» WHAT TO DO
Search the material for the string "this", then report how many lines hold it, with no other text.

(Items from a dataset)
╭──

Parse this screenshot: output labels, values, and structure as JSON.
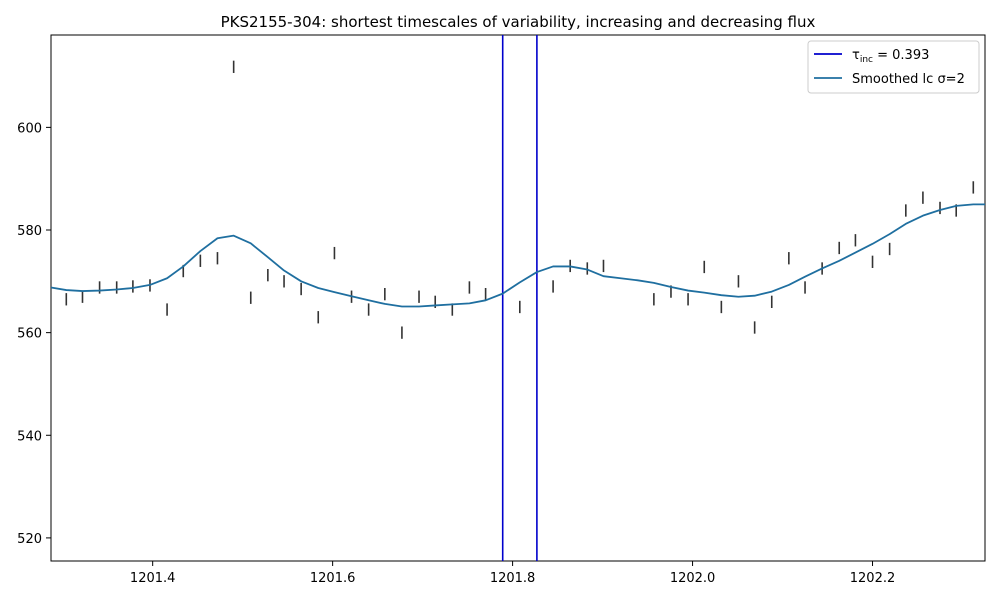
{
  "chart_data": {
    "type": "line",
    "title": "PKS2155-304: shortest timescales of variability, increasing and decreasing flux",
    "xlabel": "",
    "ylabel": "",
    "xlim": [
      1201.287,
      1202.325
    ],
    "ylim": [
      515.5,
      618.0
    ],
    "grid": false,
    "legend_position": "top-right",
    "x_ticks": [
      1201.4,
      1201.6,
      1201.8,
      1202.0,
      1202.2
    ],
    "x_tick_labels": [
      "1201.4",
      "1201.6",
      "1201.8",
      "1202.0",
      "1202.2"
    ],
    "y_ticks": [
      520,
      540,
      560,
      580,
      600
    ],
    "y_tick_labels": [
      "520",
      "540",
      "560",
      "580",
      "600"
    ],
    "legend": [
      {
        "label_main": "τ",
        "label_sub": "inc",
        "label_rest": " = 0.393",
        "color": "#0000cc",
        "kind": "vline"
      },
      {
        "label_main": "Smoothed lc ",
        "label_sub": "",
        "label_rest": "σ=2",
        "color": "#1f6fa0",
        "kind": "line"
      }
    ],
    "vlines": [
      {
        "x": 1201.789,
        "color": "#0000cc"
      },
      {
        "x": 1201.827,
        "color": "#0000cc"
      }
    ],
    "observations": {
      "name": "",
      "color": "#333333",
      "x": [
        1201.304,
        1201.322,
        1201.341,
        1201.36,
        1201.378,
        1201.397,
        1201.416,
        1201.434,
        1201.453,
        1201.472,
        1201.49,
        1201.509,
        1201.528,
        1201.546,
        1201.565,
        1201.584,
        1201.602,
        1201.621,
        1201.64,
        1201.658,
        1201.677,
        1201.696,
        1201.714,
        1201.733,
        1201.752,
        1201.77,
        1201.808,
        1201.845,
        1201.864,
        1201.883,
        1201.901,
        1201.957,
        1201.976,
        1201.995,
        1202.013,
        1202.032,
        1202.051,
        1202.069,
        1202.088,
        1202.107,
        1202.125,
        1202.144,
        1202.163,
        1202.181,
        1202.2,
        1202.219,
        1202.237,
        1202.256,
        1202.275,
        1202.293,
        1202.312
      ],
      "y": [
        566.5,
        567.0,
        568.8,
        568.8,
        569.0,
        569.2,
        564.5,
        572.0,
        574.0,
        574.5,
        611.8,
        566.8,
        571.2,
        570.0,
        568.5,
        563.0,
        575.5,
        567.0,
        564.5,
        567.5,
        560.0,
        567.0,
        566.0,
        564.5,
        568.8,
        567.5,
        565.0,
        569.0,
        573.0,
        572.5,
        573.0,
        566.5,
        568.0,
        566.5,
        572.8,
        565.0,
        570.0,
        561.0,
        566.0,
        574.5,
        568.8,
        572.5,
        576.5,
        578.0,
        573.8,
        576.3,
        583.8,
        586.3,
        584.3,
        583.8,
        588.3
      ],
      "err": 1.2
    },
    "series": [
      {
        "name": "Smoothed lc σ=2",
        "color": "#1f6fa0",
        "x": [
          1201.287,
          1201.304,
          1201.322,
          1201.341,
          1201.36,
          1201.378,
          1201.397,
          1201.416,
          1201.434,
          1201.453,
          1201.472,
          1201.49,
          1201.509,
          1201.528,
          1201.546,
          1201.565,
          1201.584,
          1201.602,
          1201.621,
          1201.64,
          1201.658,
          1201.677,
          1201.696,
          1201.714,
          1201.733,
          1201.752,
          1201.77,
          1201.789,
          1201.808,
          1201.827,
          1201.845,
          1201.864,
          1201.883,
          1201.901,
          1201.92,
          1201.939,
          1201.957,
          1201.976,
          1201.995,
          1202.013,
          1202.032,
          1202.051,
          1202.069,
          1202.088,
          1202.107,
          1202.125,
          1202.144,
          1202.163,
          1202.181,
          1202.2,
          1202.219,
          1202.237,
          1202.256,
          1202.275,
          1202.293,
          1202.312,
          1202.325
        ],
        "y": [
          568.8,
          568.3,
          568.1,
          568.2,
          568.4,
          568.7,
          569.3,
          570.6,
          572.9,
          575.9,
          578.4,
          578.9,
          577.4,
          574.7,
          572.1,
          570.0,
          568.7,
          567.9,
          567.1,
          566.3,
          565.6,
          565.1,
          565.1,
          565.3,
          565.5,
          565.7,
          566.3,
          567.6,
          569.8,
          571.8,
          572.9,
          572.9,
          572.3,
          571.0,
          570.6,
          570.2,
          569.7,
          568.9,
          568.2,
          567.8,
          567.3,
          567.0,
          567.2,
          568.0,
          569.3,
          570.9,
          572.5,
          574.0,
          575.6,
          577.3,
          579.2,
          581.2,
          582.8,
          583.9,
          584.7,
          585.0,
          585.0
        ]
      }
    ]
  }
}
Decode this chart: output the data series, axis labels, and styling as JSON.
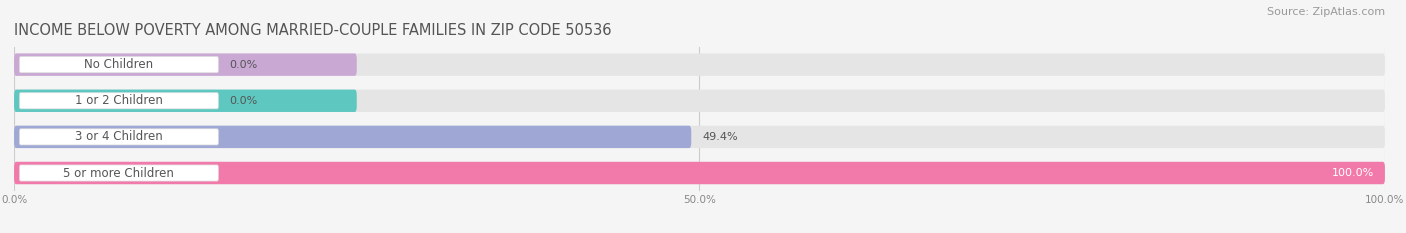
{
  "title": "INCOME BELOW POVERTY AMONG MARRIED-COUPLE FAMILIES IN ZIP CODE 50536",
  "source": "Source: ZipAtlas.com",
  "categories": [
    "No Children",
    "1 or 2 Children",
    "3 or 4 Children",
    "5 or more Children"
  ],
  "values": [
    0.0,
    0.0,
    49.4,
    100.0
  ],
  "bar_colors": [
    "#c9a8d4",
    "#5ec8c0",
    "#9fa8d4",
    "#f27aaa"
  ],
  "bg_color": "#f5f5f5",
  "bar_bg_color": "#e5e5e5",
  "bar_height": 0.62,
  "xlim": [
    0,
    100
  ],
  "xticks": [
    0,
    50,
    100
  ],
  "xticklabels": [
    "0.0%",
    "50.0%",
    "100.0%"
  ],
  "title_fontsize": 10.5,
  "source_fontsize": 8,
  "label_fontsize": 8.5,
  "value_fontsize": 8
}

╰──

» SOLUTION
2